> [TRAVAIL À FAIRE]: Selon l'extrait sur House of Cards, qu'est-ce qui fait date avec cette série, en dehors de sa distribution et de la qualité de son arc narratif ? Répondez en une à trois phrases.

> [EXTRAIT SOURCE]:
_ _ _ _ _ _ _
What’s Next ?
House of Cards (*), la série événement de NETFLIX ne fait pas seulement date pour son cast de rêve (David FINCHER derrière la caméra, Kevin SPACEY et Robin WRIGHT devant) et la qualité de son arc narratif : c’est la première fiction de cette ambition produite sans les networks et financée par un pure player du web. Et après ?
Les vraies révolutions sont silencieuses. Mais une fois le nouvel ordre établi, on mesure combien rien ne sera plus jamais comme avant. Cet hiver, la fiction américaine a vu l’ancien monde s’écrouler comme un « château de cartes » (littéralement House Of Cards). C’était le 1er Février 2013, exactement. Ce soir là Netflix a « diffusé » -mis en ligne, plus précisément- la série la plus attendue de l’année. A cet instant, tout a changé…
Pas en raison de l’intrigue. Ni des personnages ou des rebondissements. De ce point de vue, le propos d’House Of Cards n’innove en rien, si ce n’est par son ambition. On y verra, selon son humeur, la face obscure de The West Wing, la série politique absolue d’Aaron Sorkin, ou, plus classiquement une relecture moderne des tragédies antiques.
Le staff idéaliste et passionné qui entourait le Président Jed Bartlet dans l’aile Ouest de la Maison Blanche imaginée par Sorkin est loin. Très loin. Le décor d’House of Cards est le même, mais la comparaison s’arrête là. Dans la série de Netflix, l’intérêt général n’est pas encore tout à fait une insulte, mais l’évoquer fait naître quelques sourires à peine retenus. Pour peu aimable qu’il soit, le système de valeurs ici convoqué a le mérite d’être revendiqué… et cruellement vraisemblable.
Francis et Claire Underwood campent un couple glaçant. Lui, influent « whip » démocrate, un poste qui n’a pas d’équivalent Français, une sorte de super-parlementaire animé dans cette première saison par une soif de revanche : il n’accepte pas une disgrâce du Président fraichement élu et n’aspire qu’à se venger… et à viser plus haut, encore. Elle, Présidente d’une puissante association humanitaire qu’elle dirige comme la plus inhumaine des multinationales. L’ambition, la soif d’influence et de pouvoir cimentent leur relation, sans jamais être caricaturales. L’Amour, s’il a un jour été là, ignore l’Absolu. Trop dangereux. S’aimer, c’est prêter le flanc. C’est bon pour les Faibles. C’est prendre le risque de perdre de vue le sommet, le seul objet de désir des Underwood.
_ _ _ _ _ _ _
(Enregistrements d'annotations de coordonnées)
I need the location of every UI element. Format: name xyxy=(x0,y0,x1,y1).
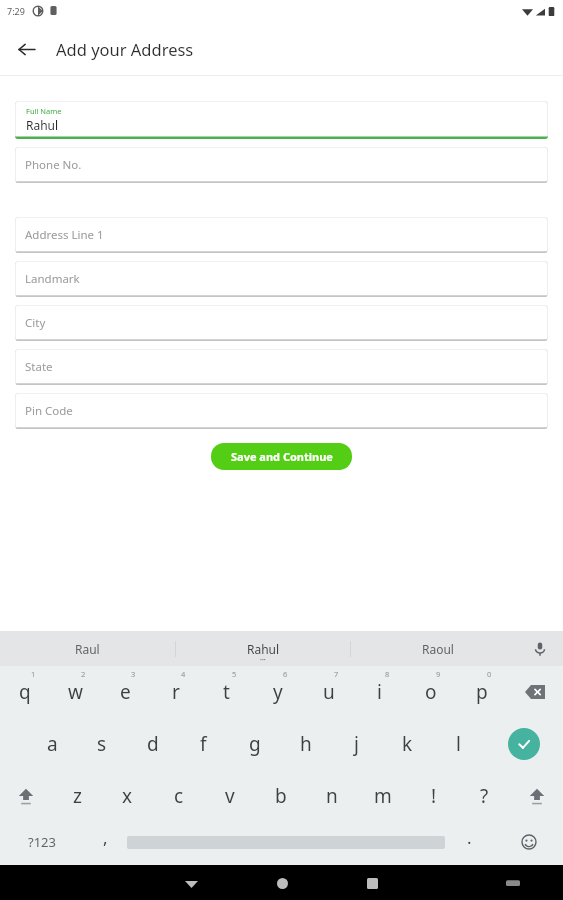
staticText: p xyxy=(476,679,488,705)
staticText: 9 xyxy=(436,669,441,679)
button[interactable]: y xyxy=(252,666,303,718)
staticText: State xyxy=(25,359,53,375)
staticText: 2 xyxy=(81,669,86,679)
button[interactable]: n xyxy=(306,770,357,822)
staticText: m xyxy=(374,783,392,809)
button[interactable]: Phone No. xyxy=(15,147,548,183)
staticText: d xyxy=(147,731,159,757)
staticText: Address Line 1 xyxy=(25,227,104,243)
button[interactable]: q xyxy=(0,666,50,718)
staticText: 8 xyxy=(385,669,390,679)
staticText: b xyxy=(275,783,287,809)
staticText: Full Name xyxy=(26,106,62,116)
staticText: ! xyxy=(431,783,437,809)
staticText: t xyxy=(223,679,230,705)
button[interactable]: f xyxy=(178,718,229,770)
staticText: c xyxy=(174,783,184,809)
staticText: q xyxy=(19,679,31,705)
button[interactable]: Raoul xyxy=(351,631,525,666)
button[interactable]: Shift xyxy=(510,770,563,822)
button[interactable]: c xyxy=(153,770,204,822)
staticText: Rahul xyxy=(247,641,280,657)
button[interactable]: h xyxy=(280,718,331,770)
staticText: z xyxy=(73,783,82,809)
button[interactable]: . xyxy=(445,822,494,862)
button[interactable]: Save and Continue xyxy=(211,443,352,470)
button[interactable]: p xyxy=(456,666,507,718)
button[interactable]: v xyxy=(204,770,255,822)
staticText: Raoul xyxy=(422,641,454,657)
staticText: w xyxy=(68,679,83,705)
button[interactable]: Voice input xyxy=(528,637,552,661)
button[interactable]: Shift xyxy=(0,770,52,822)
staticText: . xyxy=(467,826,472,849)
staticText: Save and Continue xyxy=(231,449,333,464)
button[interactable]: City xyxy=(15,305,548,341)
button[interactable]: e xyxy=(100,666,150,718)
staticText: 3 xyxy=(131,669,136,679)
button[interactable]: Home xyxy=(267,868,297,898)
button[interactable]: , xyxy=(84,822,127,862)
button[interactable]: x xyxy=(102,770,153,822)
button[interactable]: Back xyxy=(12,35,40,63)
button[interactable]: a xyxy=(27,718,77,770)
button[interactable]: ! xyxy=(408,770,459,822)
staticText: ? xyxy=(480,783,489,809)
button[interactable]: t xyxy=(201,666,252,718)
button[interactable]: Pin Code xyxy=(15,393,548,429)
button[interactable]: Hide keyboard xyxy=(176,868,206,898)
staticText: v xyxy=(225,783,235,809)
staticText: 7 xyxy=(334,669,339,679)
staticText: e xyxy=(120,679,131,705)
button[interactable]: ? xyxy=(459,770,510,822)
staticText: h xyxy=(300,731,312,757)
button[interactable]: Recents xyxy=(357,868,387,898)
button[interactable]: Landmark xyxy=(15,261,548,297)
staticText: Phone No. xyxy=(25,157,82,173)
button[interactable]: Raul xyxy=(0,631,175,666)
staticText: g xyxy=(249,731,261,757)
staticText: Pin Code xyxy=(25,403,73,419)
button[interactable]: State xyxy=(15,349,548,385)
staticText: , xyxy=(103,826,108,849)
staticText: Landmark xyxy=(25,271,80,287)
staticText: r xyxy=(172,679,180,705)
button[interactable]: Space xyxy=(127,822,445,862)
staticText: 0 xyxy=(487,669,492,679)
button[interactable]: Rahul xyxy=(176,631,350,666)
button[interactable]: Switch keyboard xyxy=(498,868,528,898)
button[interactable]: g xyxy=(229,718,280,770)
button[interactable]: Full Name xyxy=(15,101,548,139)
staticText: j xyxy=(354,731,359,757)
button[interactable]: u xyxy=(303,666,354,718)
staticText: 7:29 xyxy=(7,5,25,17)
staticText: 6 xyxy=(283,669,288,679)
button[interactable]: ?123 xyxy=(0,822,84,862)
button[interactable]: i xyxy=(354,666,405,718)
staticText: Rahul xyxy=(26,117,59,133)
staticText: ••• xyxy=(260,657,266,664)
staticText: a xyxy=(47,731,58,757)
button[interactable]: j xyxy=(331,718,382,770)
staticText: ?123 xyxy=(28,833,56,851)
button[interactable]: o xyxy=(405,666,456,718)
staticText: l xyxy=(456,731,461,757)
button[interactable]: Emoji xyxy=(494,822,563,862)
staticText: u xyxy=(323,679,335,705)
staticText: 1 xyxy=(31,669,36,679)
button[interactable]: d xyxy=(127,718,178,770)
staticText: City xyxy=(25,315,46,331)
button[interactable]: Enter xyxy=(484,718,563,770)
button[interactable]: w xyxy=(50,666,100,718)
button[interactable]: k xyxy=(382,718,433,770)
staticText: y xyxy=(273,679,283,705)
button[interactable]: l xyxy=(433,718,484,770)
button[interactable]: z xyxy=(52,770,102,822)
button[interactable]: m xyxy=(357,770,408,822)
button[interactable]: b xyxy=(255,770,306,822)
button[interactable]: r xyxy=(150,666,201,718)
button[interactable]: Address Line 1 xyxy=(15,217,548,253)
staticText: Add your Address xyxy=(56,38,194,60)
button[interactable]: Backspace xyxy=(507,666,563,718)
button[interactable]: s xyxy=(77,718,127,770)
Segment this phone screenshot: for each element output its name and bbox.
_ _ _ _ _ _ _
> [CORRIGÉ]: C'est la première fiction de cette ambition produite sans les networks et financée par un pure player du web, Netflix.